## SET PROBLEM
Every line must be returned precisely as it is written.

## INFORMATION GIVEN
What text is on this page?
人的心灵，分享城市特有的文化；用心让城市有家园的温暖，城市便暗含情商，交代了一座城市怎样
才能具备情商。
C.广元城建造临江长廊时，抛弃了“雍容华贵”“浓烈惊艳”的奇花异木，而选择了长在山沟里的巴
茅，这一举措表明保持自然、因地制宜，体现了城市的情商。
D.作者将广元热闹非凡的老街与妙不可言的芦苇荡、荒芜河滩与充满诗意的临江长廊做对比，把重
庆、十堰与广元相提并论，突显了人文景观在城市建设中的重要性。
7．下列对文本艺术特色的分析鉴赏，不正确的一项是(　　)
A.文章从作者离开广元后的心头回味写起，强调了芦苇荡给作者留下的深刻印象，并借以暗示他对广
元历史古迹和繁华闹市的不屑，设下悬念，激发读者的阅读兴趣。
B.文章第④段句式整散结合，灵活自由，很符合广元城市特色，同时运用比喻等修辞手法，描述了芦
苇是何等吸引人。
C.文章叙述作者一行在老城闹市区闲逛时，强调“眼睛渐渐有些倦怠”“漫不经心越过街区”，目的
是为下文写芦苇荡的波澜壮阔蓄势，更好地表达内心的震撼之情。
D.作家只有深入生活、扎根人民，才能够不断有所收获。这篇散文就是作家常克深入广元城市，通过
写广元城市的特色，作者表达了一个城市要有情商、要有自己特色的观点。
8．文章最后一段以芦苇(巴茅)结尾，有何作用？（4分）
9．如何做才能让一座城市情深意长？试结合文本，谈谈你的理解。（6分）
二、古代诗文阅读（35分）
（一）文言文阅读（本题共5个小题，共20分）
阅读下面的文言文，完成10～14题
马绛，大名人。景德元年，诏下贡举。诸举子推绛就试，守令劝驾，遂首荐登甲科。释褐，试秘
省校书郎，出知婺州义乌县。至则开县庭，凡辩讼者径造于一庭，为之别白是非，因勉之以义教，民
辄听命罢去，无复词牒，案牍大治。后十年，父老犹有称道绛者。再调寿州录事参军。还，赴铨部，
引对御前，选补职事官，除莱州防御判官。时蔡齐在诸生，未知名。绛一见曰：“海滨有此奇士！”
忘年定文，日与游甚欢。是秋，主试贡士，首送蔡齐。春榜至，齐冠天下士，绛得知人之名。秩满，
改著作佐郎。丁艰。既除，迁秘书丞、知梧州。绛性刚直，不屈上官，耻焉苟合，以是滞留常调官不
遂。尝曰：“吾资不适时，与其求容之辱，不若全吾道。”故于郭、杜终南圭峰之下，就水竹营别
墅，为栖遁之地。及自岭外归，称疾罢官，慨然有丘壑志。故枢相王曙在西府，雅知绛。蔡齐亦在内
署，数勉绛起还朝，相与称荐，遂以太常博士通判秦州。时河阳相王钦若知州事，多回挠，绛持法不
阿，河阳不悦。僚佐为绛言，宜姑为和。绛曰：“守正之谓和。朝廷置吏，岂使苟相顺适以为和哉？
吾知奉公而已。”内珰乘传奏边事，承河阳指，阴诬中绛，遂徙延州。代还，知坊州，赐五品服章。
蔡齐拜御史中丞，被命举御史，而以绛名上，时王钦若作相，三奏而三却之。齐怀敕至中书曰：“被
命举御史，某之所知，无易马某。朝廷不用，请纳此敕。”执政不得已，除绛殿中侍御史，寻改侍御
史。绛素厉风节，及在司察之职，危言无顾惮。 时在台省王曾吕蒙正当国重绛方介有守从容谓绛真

## TASK OUTPUT
What text is on this page?
人的心灵，分享城市特有的文化；用心让城市有家园的温暖，城市便暗含情商，交代了一座城市怎样
才能具备情商。
C.广元城建造临江长廊时，抛弃了“雍容华贵”“浓烈惊艳”的奇花异木，而选择了长在山沟里的巴
茅，这一举措表明保持自然、因地制宜，体现了城市的情商。
D.作者将广元热闹非凡的老街与妙不可言的芦苇荡、荒芜河滩与充满诗意的临江长廊做对比，把重
庆、十堰与广元相提并论，突显了人文景观在城市建设中的重要性。
7．下列对文本艺术特色的分析鉴赏，不正确的一项是(　　)
A.文章从作者离开广元后的心头回味写起，强调了芦苇荡给作者留下的深刻印象，并借以暗示他对广
元历史古迹和繁华闹市的不屑，设下悬念，激发读者的阅读兴趣。
B.文章第④段句式整散结合，灵活自由，很符合广元城市特色，同时运用比喻等修辞手法，描述了芦
苇是何等吸引人。
C.文章叙述作者一行在老城闹市区闲逛时，强调“眼睛渐渐有些倦怠”“漫不经心越过街区”，目的
是为下文写芦苇荡的波澜壮阔蓄势，更好地表达内心的震撼之情。
D.作家只有深入生活、扎根人民，才能够不断有所收获。这篇散文就是作家常克深入广元城市，通过
写广元城市的特色，作者表达了一个城市要有情商、要有自己特色的观点。
8．文章最后一段以芦苇(巴茅)结尾，有何作用？（4分）
9．如何做才能让一座城市情深意长？试结合文本，谈谈你的理解。（6分）
二、古代诗文阅读（35分）
（一）文言文阅读（本题共5个小题，共20分）
阅读下面的文言文，完成10～14题
马绛，大名人。景德元年，诏下贡举。诸举子推绛就试，守令劝驾，遂首荐登甲科。释褐，试秘
省校书郎，出知婺州义乌县。至则开县庭，凡辩讼者径造于一庭，为之别白是非，因勉之以义教，民
辄听命罢去，无复词牒，案牍大治。后十年，父老犹有称道绛者。再调寿州录事参军。还，赴铨部，
引对御前，选补职事官，除莱州防御判官。时蔡齐在诸生，未知名。绛一见曰：“海滨有此奇士！”
忘年定文，日与游甚欢。是秋，主试贡士，首送蔡齐。春榜至，齐冠天下士，绛得知人之名。秩满，
改著作佐郎。丁艰。既除，迁秘书丞、知梧州。绛性刚直，不屈上官，耻焉苟合，以是滞留常调官不
遂。尝曰：“吾资不适时，与其求容之辱，不若全吾道。”故于郭、杜终南圭峰之下，就水竹营别
墅，为栖遁之地。及自岭外归，称疾罢官，慨然有丘壑志。故枢相王曙在西府，雅知绛。蔡齐亦在内
署，数勉绛起还朝，相与称荐，遂以太常博士通判秦州。时河阳相王钦若知州事，多回挠，绛持法不
阿，河阳不悦。僚佐为绛言，宜姑为和。绛曰：“守正之谓和。朝廷置吏，岂使苟相顺适以为和哉？
吾知奉公而已。”内珰乘传奏边事，承河阳指，阴诬中绛，遂徙延州。代还，知坊州，赐五品服章。
蔡齐拜御史中丞，被命举御史，而以绛名上，时王钦若作相，三奏而三却之。齐怀敕至中书曰：“被
命举御史，某之所知，无易马某。朝廷不用，请纳此敕。”执政不得已，除绛殿中侍御史，寻改侍御
史。绛素厉风节，及在司察之职，危言无顾惮。 时在台省王曾吕蒙正当国重绛方介有守从容谓绛真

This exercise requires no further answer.